### Material

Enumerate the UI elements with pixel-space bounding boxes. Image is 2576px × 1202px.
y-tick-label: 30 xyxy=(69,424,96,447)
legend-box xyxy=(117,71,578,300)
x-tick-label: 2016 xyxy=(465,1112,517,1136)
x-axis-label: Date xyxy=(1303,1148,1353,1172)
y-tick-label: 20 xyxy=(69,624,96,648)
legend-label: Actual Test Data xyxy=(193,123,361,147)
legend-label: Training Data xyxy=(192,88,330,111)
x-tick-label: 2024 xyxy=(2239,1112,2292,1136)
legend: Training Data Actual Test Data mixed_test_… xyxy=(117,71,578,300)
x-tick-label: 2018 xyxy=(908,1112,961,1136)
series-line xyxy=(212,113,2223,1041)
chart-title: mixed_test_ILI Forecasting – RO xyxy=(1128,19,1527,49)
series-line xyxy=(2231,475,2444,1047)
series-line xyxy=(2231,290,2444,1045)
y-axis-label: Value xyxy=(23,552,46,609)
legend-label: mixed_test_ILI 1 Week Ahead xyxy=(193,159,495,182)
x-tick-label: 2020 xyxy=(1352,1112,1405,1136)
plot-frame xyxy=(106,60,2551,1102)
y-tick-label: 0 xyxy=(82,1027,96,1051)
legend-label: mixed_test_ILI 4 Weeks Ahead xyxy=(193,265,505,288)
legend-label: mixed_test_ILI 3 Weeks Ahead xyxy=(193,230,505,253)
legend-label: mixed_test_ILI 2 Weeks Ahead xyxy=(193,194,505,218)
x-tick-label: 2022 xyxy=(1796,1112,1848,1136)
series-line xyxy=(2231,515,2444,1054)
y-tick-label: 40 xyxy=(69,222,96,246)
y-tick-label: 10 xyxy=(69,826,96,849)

==

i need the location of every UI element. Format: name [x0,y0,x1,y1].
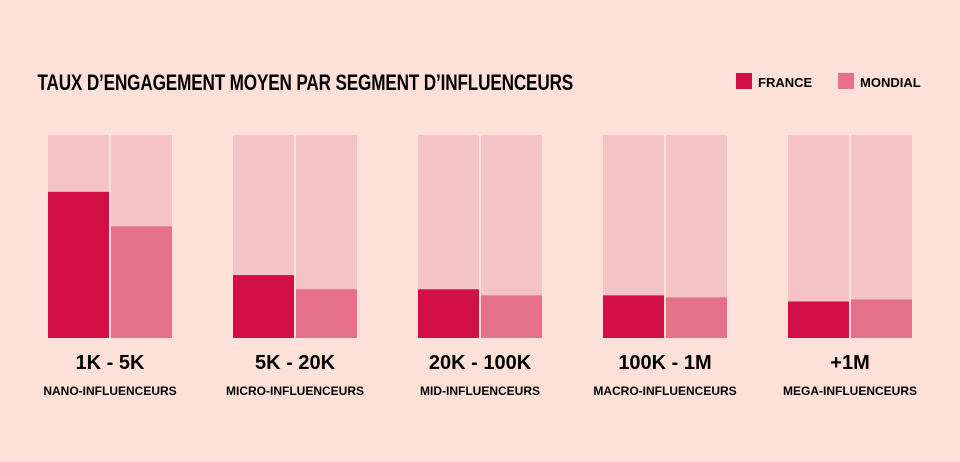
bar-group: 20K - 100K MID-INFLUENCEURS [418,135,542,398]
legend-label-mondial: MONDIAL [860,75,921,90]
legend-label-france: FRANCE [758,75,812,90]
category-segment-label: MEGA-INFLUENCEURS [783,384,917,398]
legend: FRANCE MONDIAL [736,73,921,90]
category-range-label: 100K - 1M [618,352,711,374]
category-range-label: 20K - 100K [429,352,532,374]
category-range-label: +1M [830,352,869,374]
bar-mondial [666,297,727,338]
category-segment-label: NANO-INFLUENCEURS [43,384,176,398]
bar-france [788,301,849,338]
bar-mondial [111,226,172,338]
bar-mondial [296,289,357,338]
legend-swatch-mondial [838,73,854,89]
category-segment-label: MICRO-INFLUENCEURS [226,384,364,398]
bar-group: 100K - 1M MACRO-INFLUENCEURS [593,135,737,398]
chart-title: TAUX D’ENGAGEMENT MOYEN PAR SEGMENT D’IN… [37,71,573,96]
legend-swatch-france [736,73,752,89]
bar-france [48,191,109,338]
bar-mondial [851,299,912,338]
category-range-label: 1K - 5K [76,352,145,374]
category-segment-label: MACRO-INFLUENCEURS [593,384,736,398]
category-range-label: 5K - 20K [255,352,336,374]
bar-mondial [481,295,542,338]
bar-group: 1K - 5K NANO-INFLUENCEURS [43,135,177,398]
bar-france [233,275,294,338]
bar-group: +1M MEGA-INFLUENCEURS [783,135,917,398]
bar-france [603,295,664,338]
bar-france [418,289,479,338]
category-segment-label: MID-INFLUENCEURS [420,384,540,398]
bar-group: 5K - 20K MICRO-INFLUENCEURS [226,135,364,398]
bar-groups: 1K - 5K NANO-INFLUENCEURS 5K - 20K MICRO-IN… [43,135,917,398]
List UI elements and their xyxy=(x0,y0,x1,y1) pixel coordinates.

### Your instructions
Copy the items from the line containing "bar-group: 20K - 100K" through the line containing "category-range-label: 100K - 1M", swapping "MEGA-INFLUENCEURS" for "MEGA-INFLUENCERS" and leaving the rest as it is.

### Response for this exercise
bar-group: 20K - 100K MID-INFLUENCEURS [418,135,542,398]
legend-label-mondial: MONDIAL [860,75,921,90]
legend-label-france: FRANCE [758,75,812,90]
category-segment-label: MEGA-INFLUENCERS [783,384,917,398]
legend: FRANCE MONDIAL [736,73,921,90]
category-range-label: 100K - 1M [618,352,711,374]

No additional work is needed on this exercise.